Records from a dataset
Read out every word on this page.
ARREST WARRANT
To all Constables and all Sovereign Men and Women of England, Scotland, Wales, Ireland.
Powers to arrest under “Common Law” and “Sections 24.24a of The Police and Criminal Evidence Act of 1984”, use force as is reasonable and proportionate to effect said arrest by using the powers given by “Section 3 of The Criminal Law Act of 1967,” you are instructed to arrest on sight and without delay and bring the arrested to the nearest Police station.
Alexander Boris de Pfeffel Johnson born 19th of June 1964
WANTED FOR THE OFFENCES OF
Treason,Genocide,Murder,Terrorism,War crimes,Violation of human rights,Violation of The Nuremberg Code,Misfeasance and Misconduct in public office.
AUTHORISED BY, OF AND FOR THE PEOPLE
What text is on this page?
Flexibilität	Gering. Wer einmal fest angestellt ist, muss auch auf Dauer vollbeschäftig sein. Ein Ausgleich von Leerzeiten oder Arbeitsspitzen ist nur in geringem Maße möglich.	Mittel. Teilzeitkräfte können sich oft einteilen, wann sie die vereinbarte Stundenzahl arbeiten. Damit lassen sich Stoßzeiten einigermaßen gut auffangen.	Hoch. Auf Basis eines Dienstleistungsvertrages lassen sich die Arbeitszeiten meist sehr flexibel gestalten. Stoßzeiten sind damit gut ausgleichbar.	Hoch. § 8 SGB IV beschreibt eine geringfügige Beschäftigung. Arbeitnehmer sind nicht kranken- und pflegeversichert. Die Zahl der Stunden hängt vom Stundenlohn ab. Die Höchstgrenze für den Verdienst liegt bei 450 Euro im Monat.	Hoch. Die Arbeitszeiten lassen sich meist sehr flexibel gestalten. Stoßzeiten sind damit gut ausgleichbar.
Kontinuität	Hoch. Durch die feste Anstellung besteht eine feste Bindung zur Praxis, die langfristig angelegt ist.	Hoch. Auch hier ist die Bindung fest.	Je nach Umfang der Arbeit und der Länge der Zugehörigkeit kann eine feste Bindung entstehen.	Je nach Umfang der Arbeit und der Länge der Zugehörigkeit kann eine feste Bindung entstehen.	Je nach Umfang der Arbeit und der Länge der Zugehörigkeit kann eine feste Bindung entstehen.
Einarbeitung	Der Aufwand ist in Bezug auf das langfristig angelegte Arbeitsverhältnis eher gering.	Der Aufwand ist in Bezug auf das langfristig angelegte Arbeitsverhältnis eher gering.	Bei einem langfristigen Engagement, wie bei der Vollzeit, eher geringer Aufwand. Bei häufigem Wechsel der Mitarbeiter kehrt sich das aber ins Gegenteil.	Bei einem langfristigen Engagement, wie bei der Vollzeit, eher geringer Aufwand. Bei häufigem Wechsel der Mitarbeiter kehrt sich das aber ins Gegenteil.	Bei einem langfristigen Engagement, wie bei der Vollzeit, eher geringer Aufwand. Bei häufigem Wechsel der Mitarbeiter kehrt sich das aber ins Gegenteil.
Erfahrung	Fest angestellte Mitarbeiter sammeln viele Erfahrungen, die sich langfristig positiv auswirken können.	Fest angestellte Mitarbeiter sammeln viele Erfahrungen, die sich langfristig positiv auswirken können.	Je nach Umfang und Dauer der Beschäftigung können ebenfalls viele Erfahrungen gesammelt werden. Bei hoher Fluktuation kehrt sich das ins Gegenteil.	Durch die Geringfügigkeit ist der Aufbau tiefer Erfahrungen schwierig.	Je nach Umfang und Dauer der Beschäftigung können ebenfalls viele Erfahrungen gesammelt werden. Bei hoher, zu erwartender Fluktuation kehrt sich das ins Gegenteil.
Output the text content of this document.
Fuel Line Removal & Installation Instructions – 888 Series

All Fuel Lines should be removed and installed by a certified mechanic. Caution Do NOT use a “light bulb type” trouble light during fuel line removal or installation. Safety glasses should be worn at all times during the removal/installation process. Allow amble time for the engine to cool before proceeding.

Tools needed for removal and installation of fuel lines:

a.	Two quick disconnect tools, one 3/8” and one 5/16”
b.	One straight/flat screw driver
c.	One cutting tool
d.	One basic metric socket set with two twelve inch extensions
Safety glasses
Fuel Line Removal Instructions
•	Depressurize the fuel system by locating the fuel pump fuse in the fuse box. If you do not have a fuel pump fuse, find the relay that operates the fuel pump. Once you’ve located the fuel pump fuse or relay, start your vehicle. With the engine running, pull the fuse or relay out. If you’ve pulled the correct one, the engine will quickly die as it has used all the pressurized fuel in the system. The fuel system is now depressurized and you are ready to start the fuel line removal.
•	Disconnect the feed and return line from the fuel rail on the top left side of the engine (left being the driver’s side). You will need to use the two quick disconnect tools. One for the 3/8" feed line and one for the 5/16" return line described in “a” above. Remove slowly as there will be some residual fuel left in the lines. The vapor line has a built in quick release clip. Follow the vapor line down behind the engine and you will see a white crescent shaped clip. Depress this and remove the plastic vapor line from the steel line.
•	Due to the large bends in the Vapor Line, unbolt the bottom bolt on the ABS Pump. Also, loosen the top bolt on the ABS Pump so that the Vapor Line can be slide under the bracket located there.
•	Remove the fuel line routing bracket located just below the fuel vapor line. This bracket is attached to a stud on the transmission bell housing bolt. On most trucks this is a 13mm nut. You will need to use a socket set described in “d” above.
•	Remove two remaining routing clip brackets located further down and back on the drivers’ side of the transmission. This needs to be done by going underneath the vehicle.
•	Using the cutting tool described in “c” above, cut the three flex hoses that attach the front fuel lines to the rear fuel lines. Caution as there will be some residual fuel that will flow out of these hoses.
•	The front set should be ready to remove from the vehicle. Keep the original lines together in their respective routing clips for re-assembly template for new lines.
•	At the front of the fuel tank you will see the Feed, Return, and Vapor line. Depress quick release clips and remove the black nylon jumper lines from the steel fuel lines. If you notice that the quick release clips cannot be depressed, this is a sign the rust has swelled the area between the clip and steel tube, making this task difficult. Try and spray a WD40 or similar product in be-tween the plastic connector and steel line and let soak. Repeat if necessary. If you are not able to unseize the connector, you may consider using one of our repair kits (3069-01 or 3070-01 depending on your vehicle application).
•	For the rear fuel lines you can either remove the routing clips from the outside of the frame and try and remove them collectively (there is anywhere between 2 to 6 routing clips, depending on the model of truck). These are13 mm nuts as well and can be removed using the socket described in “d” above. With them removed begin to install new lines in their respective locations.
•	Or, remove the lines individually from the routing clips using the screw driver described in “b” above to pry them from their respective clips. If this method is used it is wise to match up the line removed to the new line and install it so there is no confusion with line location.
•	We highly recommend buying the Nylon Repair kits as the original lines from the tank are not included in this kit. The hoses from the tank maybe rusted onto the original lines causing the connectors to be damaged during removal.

Given request:
Extract all the entries word for word.

Solution for this problem:
Read out every word on this page.
ARREST WARRANT
To all Constables and all Sovereign Men and Women of England, Scotland, Wales, Ireland.
Powers to arrest under “Common Law” and “Sections 24.24a of The Police and Criminal Evidence Act of 1984”, use force as is reasonable and proportionate to effect said arrest by using the powers given by “Section 3 of The Criminal Law Act of 1967,” you are instructed to arrest on sight and without delay and bring the arrested to the nearest Police station.
Alexander Boris de Pfeffel Johnson born 19th of June 1964
WANTED FOR THE OFFENCES OF
Treason,Genocide,Murder,Terrorism,War crimes,Violation of human rights,Violation of The Nuremberg Code,Misfeasance and Misconduct in public office.
AUTHORISED BY, OF AND FOR THE PEOPLE
What text is on this page?
Flexibilität	Gering. Wer einmal fest angestellt ist, muss auch auf Dauer vollbeschäftig sein. Ein Ausgleich von Leerzeiten oder Arbeitsspitzen ist nur in geringem Maße möglich.	Mittel. Teilzeitkräfte können sich oft einteilen, wann sie die vereinbarte Stundenzahl arbeiten. Damit lassen sich Stoßzeiten einigermaßen gut auffangen.	Hoch. Auf Basis eines Dienstleistungsvertrages lassen sich die Arbeitszeiten meist sehr flexibel gestalten. Stoßzeiten sind damit gut ausgleichbar.	Hoch. § 8 SGB IV beschreibt eine geringfügige Beschäftigung. Arbeitnehmer sind nicht kranken- und pflegeversichert. Die Zahl der Stunden hängt vom Stundenlohn ab. Die Höchstgrenze für den Verdienst liegt bei 450 Euro im Monat.	Hoch. Die Arbeitszeiten lassen sich meist sehr flexibel gestalten. Stoßzeiten sind damit gut ausgleichbar.
Kontinuität	Hoch. Durch die feste Anstellung besteht eine feste Bindung zur Praxis, die langfristig angelegt ist.	Hoch. Auch hier ist die Bindung fest.	Je nach Umfang der Arbeit und der Länge der Zugehörigkeit kann eine feste Bindung entstehen.	Je nach Umfang der Arbeit und der Länge der Zugehörigkeit kann eine feste Bindung entstehen.	Je nach Umfang der Arbeit und der Länge der Zugehörigkeit kann eine feste Bindung entstehen.
Einarbeitung	Der Aufwand ist in Bezug auf das langfristig angelegte Arbeitsverhältnis eher gering.	Der Aufwand ist in Bezug auf das langfristig angelegte Arbeitsverhältnis eher gering.	Bei einem langfristigen Engagement, wie bei der Vollzeit, eher geringer Aufwand. Bei häufigem Wechsel der Mitarbeiter kehrt sich das aber ins Gegenteil.	Bei einem langfristigen Engagement, wie bei der Vollzeit, eher geringer Aufwand. Bei häufigem Wechsel der Mitarbeiter kehrt sich das aber ins Gegenteil.	Bei einem langfristigen Engagement, wie bei der Vollzeit, eher geringer Aufwand. Bei häufigem Wechsel der Mitarbeiter kehrt sich das aber ins Gegenteil.
Erfahrung	Fest angestellte Mitarbeiter sammeln viele Erfahrungen, die sich langfristig positiv auswirken können.	Fest angestellte Mitarbeiter sammeln viele Erfahrungen, die sich langfristig positiv auswirken können.	Je nach Umfang und Dauer der Beschäftigung können ebenfalls viele Erfahrungen gesammelt werden. Bei hoher Fluktuation kehrt sich das ins Gegenteil.	Durch die Geringfügigkeit ist der Aufbau tiefer Erfahrungen schwierig.	Je nach Umfang und Dauer der Beschäftigung können ebenfalls viele Erfahrungen gesammelt werden. Bei hoher, zu erwartender Fluktuation kehrt sich das ins Gegenteil.
Output the text content of this document.
Fuel Line Removal & Installation Instructions – 888 Series

All Fuel Lines should be removed and installed by a certified mechanic. Caution Do NOT use a “light bulb type” trouble light during fuel line removal or installation. Safety glasses should be worn at all times during the removal/installation process. Allow amble time for the engine to cool before proceeding.

Tools needed for removal and installation of fuel lines:

a.	Two quick disconnect tools, one 3/8” and one 5/16”
b.	One straight/flat screw driver
c.	One cutting tool
d.	One basic metric socket set with two twelve inch extensions
Safety glasses
Fuel Line Removal Instructions
•	Depressurize the fuel system by locating the fuel pump fuse in the fuse box. If you do not have a fuel pump fuse, find the relay that operates the fuel pump. Once you’ve located the fuel pump fuse or relay, start your vehicle. With the engine running, pull the fuse or relay out. If you’ve pulled the correct one, the engine will quickly die as it has used all the pressurized fuel in the system. The fuel system is now depressurized and you are ready to start the fuel line removal.
•	Disconnect the feed and return line from the fuel rail on the top left side of the engine (left being the driver’s side). You will need to use the two quick disconnect tools. One for the 3/8" feed line and one for the 5/16" return line described in “a” above. Remove slowly as there will be some residual fuel left in the lines. The vapor line has a built in quick release clip. Follow the vapor line down behind the engine and you will see a white crescent shaped clip. Depress this and remove the plastic vapor line from the steel line.
•	Due to the large bends in the Vapor Line, unbolt the bottom bolt on the ABS Pump. Also, loosen the top bolt on the ABS Pump so that the Vapor Line can be slide under the bracket located there.
•	Remove the fuel line routing bracket located just below the fuel vapor line. This bracket is attached to a stud on the transmission bell housing bolt. On most trucks this is a 13mm nut. You will need to use a socket set described in “d” above.
•	Remove two remaining routing clip brackets located further down and back on the drivers’ side of the transmission. This needs to be done by going underneath the vehicle.
•	Using the cutting tool described in “c” above, cut the three flex hoses that attach the front fuel lines to the rear fuel lines. Caution as there will be some residual fuel that will flow out of these hoses.
•	The front set should be ready to remove from the vehicle. Keep the original lines together in their respective routing clips for re-assembly template for new lines.
•	At the front of the fuel tank you will see the Feed, Return, and Vapor line. Depress quick release clips and remove the black nylon jumper lines from the steel fuel lines. If you notice that the quick release clips cannot be depressed, this is a sign the rust has swelled the area between the clip and steel tube, making this task difficult. Try and spray a WD40 or similar product in be-tween the plastic connector and steel line and let soak. Repeat if necessary. If you are not able to unseize the connector, you may consider using one of our repair kits (3069-01 or 3070-01 depending on your vehicle application).
•	For the rear fuel lines you can either remove the routing clips from the outside of the frame and try and remove them collectively (there is anywhere between 2 to 6 routing clips, depending on the model of truck). These are13 mm nuts as well and can be removed using the socket described in “d” above. With them removed begin to install new lines in their respective locations.
•	Or, remove the lines individually from the routing clips using the screw driver described in “b” above to pry them from their respective clips. If this method is used it is wise to match up the line removed to the new line and install it so there is no confusion with line location.
•	We highly recommend buying the Nylon Repair kits as the original lines from the tank are not included in this kit. The hoses from the tank maybe rusted onto the original lines causing the connectors to be damaged during removal.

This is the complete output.